YOUR INSTRUCTIONS. Using the entries that follow, collect the lines where the word "title" appears.

SUPPLIED ENTRIES.
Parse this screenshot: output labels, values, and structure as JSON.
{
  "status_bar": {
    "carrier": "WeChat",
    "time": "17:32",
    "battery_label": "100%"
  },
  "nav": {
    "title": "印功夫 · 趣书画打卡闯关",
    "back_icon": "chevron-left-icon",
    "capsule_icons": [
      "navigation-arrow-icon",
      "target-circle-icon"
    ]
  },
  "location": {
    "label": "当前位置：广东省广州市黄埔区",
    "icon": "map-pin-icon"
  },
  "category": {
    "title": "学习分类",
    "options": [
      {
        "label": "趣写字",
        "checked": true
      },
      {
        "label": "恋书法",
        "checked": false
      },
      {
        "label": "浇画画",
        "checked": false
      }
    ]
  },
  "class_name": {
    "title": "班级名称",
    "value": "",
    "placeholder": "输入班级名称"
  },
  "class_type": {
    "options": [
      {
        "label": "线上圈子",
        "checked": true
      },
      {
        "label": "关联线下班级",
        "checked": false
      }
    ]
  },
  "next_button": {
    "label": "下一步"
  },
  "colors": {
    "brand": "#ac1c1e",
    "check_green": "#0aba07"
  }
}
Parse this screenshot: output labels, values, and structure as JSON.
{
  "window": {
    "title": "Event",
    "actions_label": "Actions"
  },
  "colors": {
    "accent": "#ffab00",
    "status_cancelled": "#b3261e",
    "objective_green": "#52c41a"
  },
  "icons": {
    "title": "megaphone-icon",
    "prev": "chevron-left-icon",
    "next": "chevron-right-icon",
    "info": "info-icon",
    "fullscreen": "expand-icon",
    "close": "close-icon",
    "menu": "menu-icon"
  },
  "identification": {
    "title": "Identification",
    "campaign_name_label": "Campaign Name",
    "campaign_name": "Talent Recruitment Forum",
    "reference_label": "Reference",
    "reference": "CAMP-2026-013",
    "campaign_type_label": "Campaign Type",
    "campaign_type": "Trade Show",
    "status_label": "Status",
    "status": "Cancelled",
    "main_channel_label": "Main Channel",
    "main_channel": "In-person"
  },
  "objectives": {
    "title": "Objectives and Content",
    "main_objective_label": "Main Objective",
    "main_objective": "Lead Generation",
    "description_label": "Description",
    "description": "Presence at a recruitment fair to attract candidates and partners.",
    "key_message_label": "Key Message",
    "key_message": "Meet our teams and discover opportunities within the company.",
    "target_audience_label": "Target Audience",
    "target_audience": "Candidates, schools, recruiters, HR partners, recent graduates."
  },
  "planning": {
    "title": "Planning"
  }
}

TASK RESULT.
    "title": "印功夫 · 趣书画打卡闯关",
    "title": "学习分类",
    "title": "班级名称",
    "title": "Event",
    "title": "megaphone-icon",
    "title": "Identification",
    "title": "Objectives and Content",
    "title": "Planning"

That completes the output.